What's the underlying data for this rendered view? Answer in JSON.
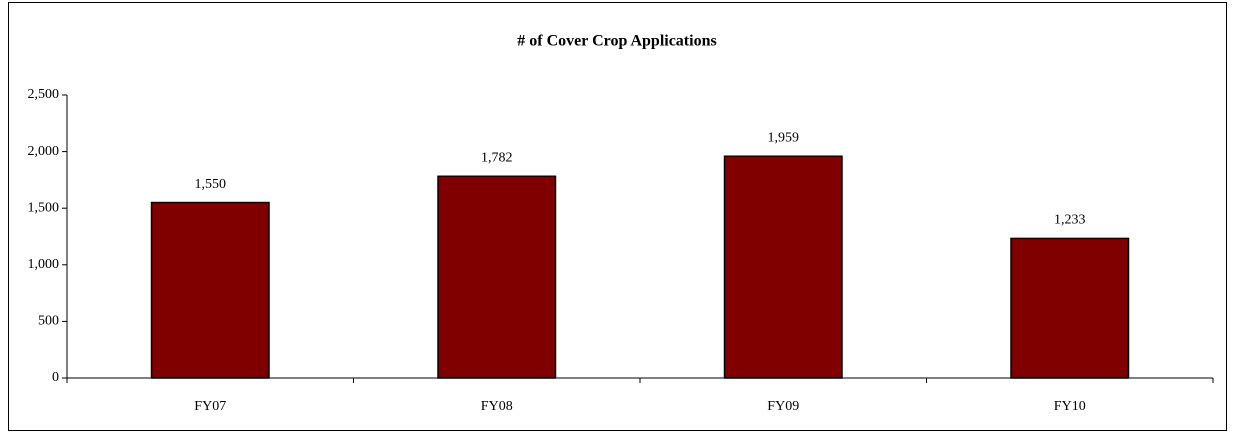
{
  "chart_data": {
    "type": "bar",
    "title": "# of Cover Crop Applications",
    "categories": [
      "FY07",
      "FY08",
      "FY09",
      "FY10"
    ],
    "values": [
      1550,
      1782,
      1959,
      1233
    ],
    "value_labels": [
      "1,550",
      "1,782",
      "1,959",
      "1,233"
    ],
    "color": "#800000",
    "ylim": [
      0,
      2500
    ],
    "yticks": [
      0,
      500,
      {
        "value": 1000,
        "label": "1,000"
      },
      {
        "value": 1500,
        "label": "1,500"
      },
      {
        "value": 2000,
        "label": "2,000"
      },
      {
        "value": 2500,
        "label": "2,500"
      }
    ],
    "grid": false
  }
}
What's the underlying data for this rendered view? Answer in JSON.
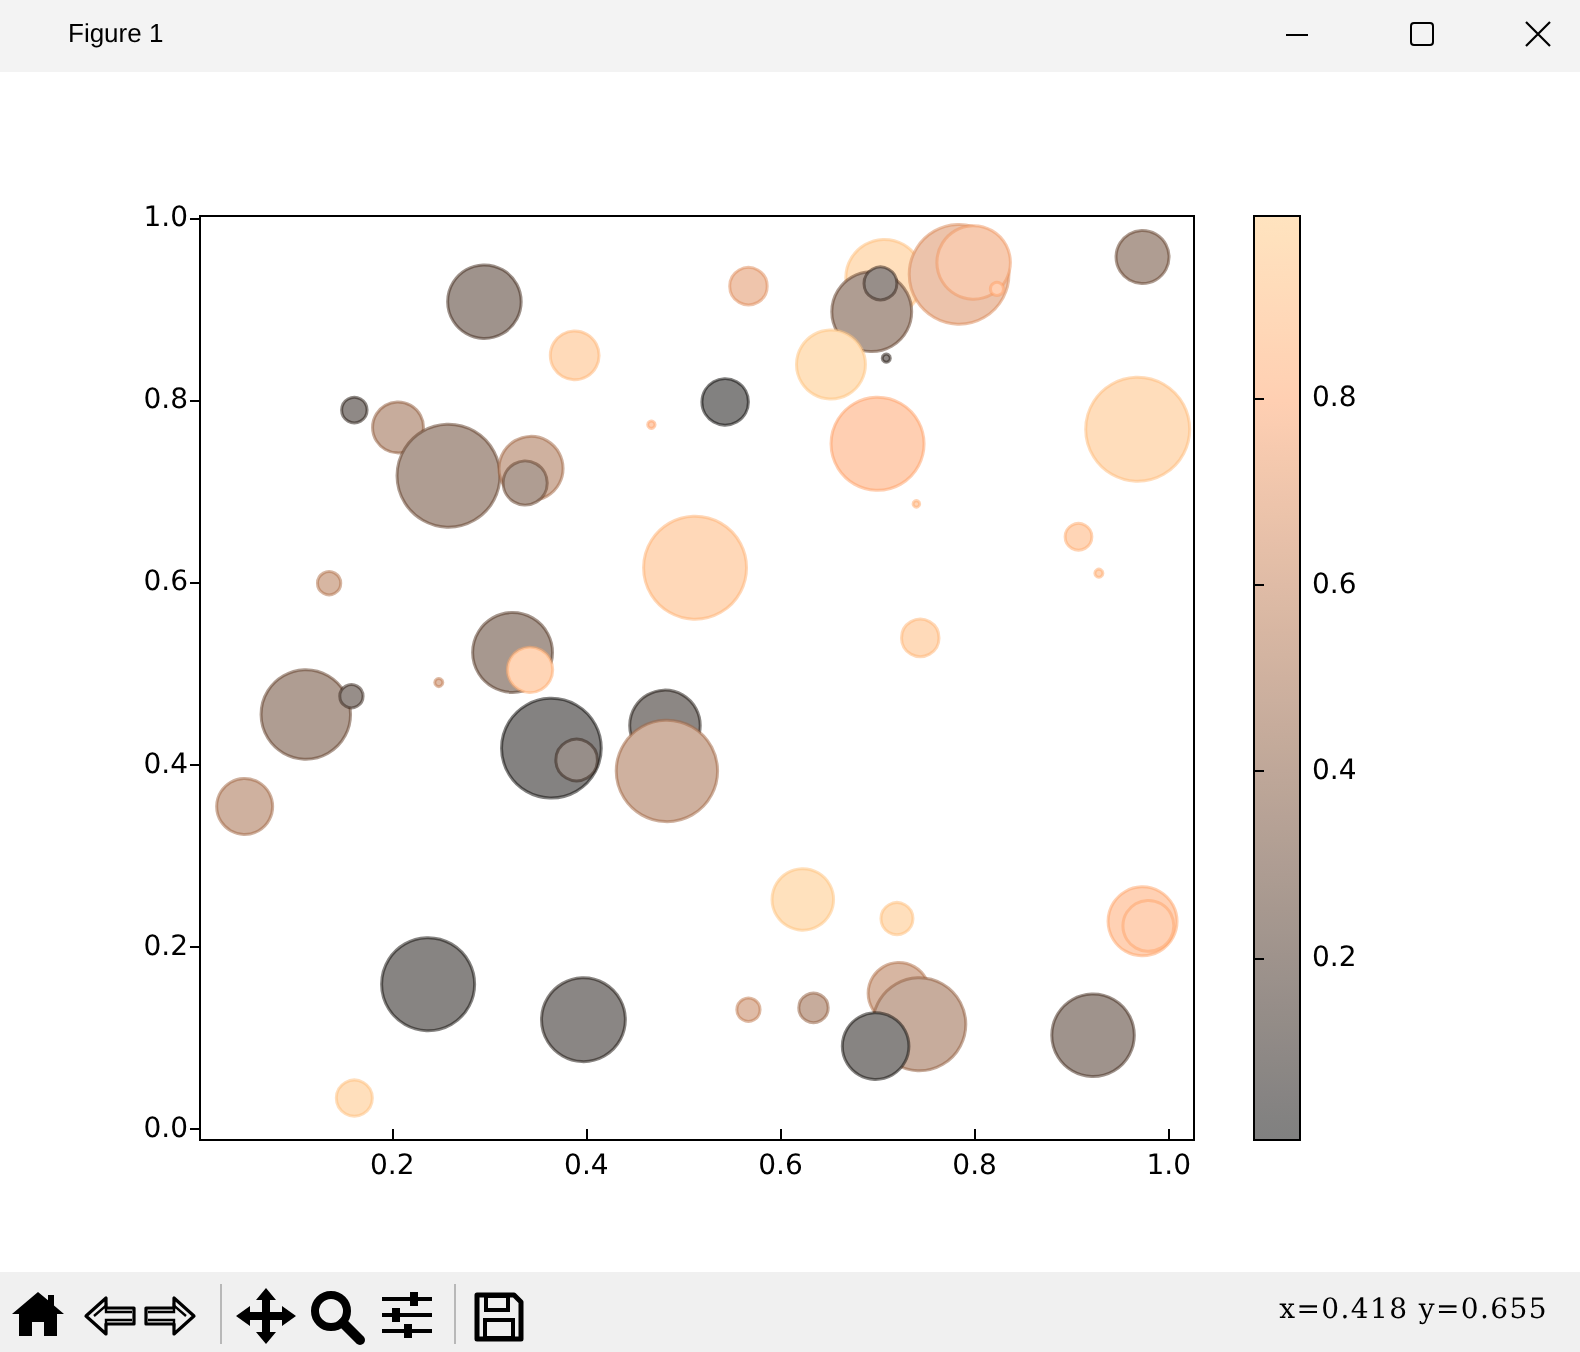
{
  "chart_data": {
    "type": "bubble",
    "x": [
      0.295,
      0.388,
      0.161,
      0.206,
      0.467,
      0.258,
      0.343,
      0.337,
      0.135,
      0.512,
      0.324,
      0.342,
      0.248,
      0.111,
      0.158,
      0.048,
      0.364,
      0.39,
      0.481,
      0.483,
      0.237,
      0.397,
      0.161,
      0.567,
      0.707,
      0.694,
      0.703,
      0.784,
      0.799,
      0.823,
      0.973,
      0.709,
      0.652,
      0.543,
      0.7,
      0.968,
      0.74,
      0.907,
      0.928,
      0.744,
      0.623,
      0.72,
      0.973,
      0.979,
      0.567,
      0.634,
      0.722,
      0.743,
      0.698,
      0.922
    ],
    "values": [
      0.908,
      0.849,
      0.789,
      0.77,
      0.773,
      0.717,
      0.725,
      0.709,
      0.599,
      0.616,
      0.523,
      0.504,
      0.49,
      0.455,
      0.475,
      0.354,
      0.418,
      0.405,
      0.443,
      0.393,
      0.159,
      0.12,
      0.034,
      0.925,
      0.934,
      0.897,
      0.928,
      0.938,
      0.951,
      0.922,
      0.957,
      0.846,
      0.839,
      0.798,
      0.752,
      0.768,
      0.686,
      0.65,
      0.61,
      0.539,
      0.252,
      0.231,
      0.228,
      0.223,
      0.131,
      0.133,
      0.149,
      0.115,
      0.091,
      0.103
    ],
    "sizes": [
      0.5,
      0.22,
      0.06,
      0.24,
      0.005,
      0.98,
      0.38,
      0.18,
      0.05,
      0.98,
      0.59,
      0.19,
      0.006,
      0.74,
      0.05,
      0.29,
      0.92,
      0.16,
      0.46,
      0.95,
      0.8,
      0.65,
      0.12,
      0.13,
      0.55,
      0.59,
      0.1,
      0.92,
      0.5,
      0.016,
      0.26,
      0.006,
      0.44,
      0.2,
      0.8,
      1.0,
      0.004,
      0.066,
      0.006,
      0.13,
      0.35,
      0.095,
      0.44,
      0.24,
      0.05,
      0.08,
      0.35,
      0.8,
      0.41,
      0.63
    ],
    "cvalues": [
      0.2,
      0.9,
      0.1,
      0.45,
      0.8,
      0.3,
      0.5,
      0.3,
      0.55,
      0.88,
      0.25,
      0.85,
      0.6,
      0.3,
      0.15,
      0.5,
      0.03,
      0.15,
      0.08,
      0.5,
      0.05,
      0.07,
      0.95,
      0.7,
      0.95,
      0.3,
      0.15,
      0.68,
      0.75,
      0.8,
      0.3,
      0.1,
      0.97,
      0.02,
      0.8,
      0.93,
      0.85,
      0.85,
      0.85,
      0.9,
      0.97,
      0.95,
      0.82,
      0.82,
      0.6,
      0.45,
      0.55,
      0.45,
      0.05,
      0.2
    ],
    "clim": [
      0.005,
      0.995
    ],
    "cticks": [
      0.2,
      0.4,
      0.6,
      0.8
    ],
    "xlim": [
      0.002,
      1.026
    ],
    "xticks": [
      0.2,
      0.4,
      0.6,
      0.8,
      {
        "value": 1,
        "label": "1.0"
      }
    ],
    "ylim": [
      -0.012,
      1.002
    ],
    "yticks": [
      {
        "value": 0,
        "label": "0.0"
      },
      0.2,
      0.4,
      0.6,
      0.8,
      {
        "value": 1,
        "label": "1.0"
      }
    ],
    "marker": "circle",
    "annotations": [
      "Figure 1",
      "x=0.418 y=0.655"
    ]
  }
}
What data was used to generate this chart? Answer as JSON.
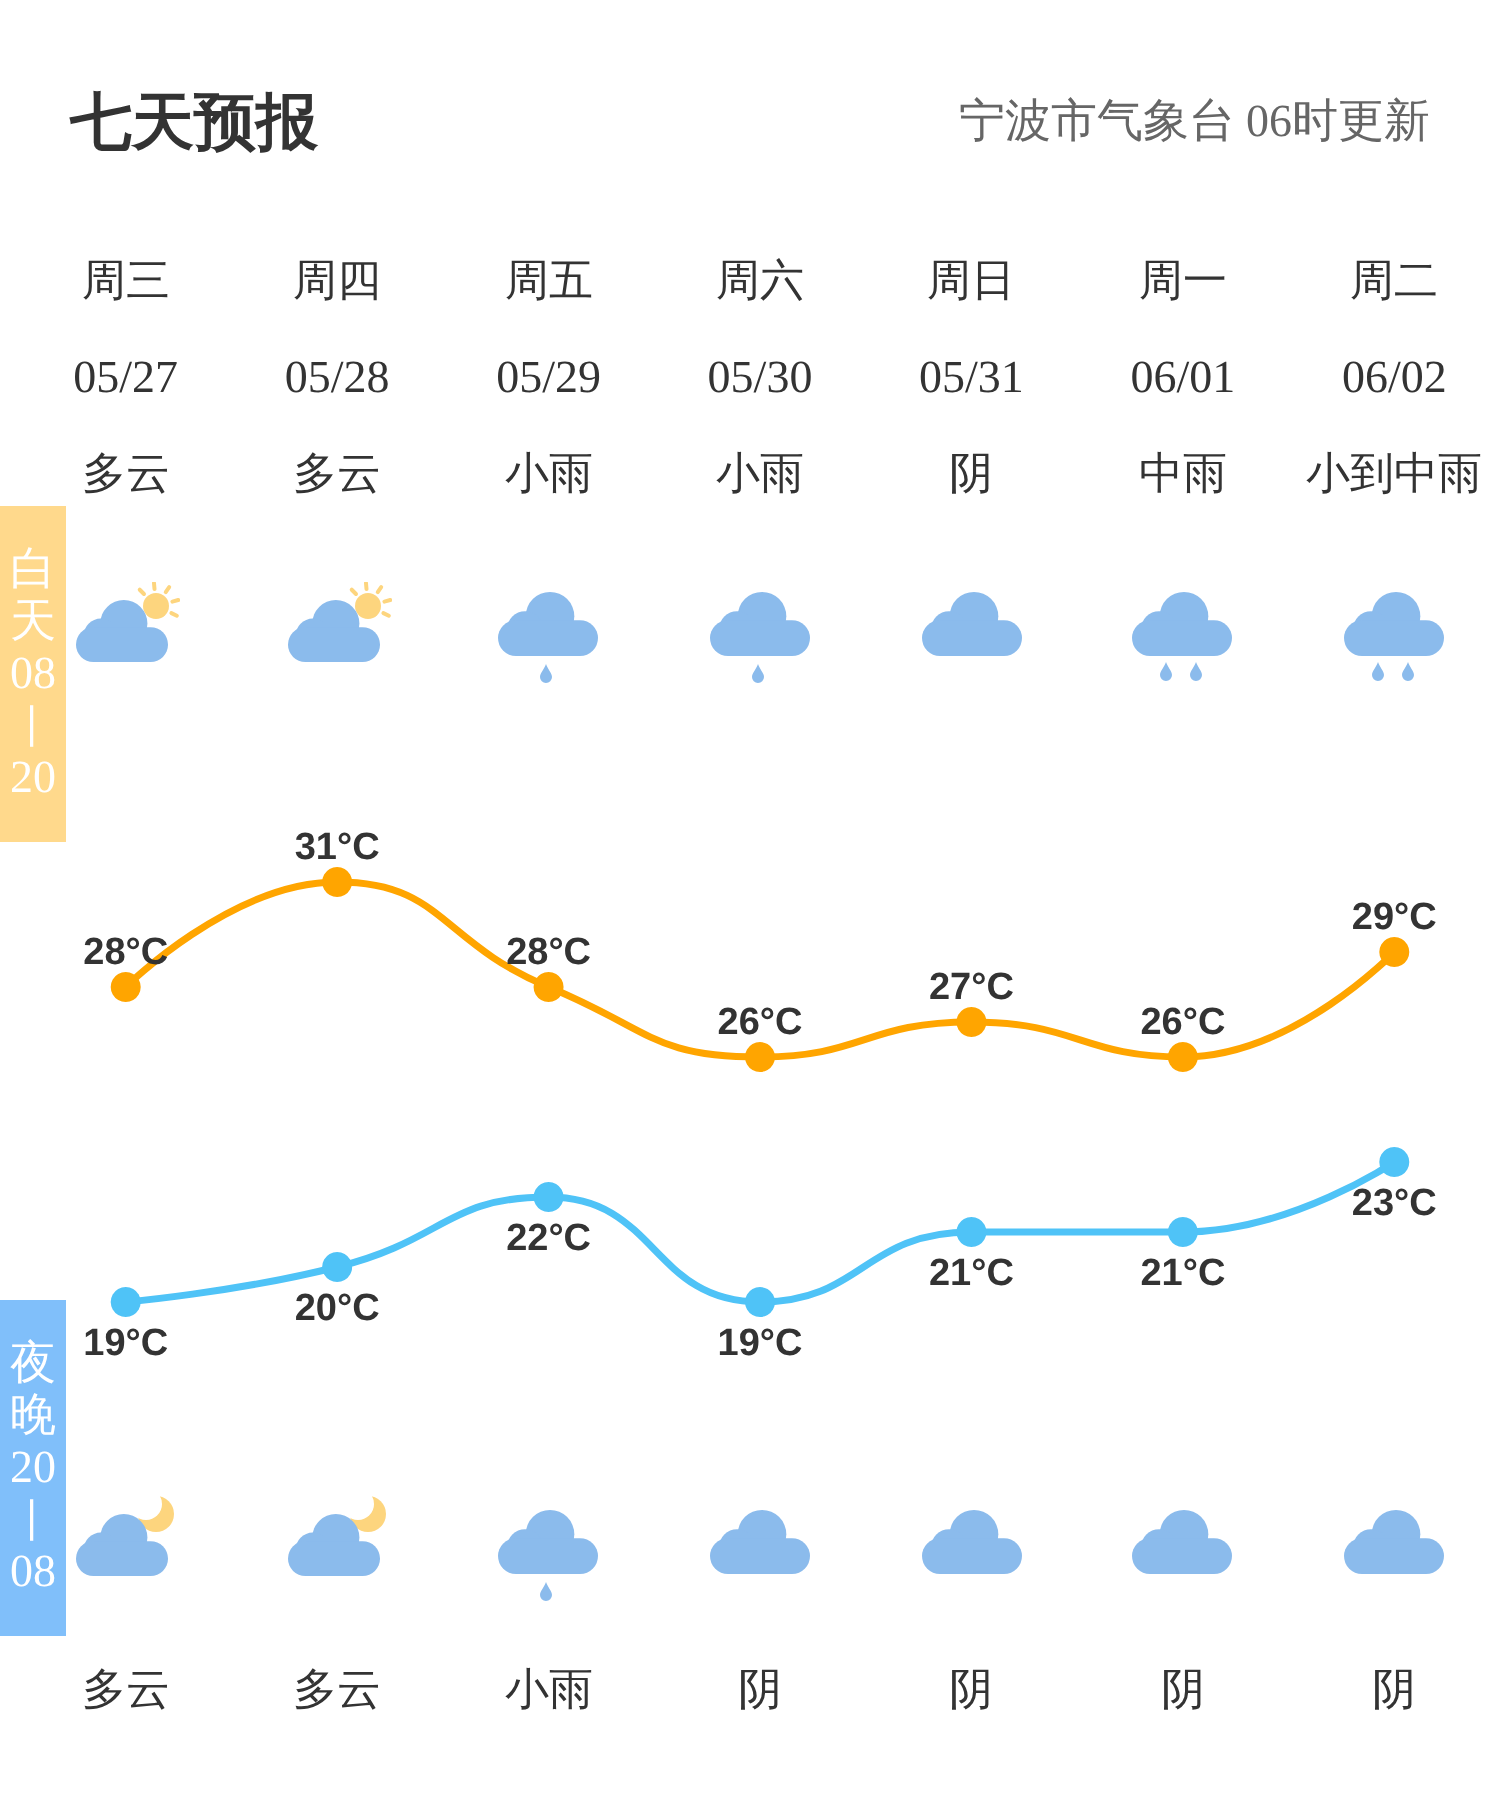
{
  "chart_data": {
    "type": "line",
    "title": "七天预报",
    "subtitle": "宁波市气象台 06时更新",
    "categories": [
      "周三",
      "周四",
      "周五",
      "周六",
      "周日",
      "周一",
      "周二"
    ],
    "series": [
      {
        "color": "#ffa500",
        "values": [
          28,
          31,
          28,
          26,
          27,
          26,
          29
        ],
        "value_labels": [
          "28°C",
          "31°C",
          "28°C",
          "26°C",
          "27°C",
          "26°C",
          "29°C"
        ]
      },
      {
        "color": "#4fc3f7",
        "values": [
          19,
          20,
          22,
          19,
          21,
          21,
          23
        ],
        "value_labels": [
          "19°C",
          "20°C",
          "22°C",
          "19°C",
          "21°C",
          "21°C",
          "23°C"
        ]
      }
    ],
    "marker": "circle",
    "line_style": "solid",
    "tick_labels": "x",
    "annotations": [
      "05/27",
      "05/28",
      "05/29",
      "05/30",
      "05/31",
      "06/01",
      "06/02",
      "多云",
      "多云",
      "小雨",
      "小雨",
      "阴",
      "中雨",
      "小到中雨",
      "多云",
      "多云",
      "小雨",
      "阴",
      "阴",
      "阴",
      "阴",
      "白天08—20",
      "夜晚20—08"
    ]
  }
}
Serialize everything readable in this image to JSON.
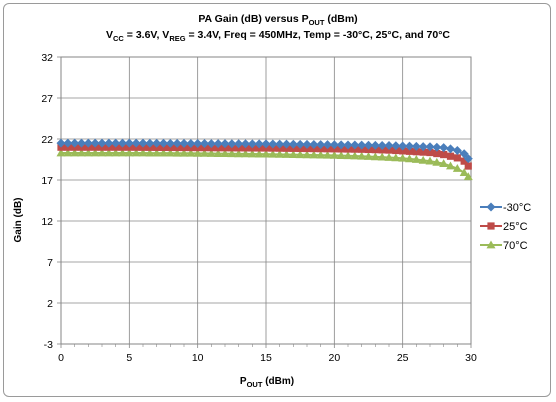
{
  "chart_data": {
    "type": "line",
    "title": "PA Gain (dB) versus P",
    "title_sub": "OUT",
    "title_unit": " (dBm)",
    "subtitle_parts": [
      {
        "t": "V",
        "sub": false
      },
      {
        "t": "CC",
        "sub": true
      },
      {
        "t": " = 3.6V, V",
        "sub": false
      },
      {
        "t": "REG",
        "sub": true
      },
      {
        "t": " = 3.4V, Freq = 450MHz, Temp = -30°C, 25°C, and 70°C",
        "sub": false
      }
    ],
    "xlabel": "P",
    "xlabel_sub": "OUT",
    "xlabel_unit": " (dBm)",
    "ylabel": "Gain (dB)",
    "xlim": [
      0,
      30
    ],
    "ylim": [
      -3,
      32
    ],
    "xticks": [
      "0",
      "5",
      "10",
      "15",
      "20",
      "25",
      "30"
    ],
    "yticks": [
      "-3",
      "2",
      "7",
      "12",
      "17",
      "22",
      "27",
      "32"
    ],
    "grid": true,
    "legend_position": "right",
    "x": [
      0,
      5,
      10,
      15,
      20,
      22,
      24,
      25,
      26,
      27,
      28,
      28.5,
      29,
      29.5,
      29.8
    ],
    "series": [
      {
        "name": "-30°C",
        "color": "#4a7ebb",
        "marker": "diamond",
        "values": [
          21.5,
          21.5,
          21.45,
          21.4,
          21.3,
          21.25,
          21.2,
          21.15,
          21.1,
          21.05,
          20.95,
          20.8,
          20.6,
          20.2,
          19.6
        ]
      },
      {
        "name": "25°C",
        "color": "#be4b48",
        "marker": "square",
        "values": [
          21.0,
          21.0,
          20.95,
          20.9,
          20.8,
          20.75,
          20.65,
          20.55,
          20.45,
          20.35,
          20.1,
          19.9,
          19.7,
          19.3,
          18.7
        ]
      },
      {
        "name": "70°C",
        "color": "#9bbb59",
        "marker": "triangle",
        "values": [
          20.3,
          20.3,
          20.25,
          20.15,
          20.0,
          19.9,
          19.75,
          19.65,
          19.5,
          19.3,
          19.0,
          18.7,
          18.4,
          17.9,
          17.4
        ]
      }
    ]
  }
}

EXERCISE GOAL>
Answer with one number: how many lines in the listing hold "Gain".

COMPLETE ANSWER>
2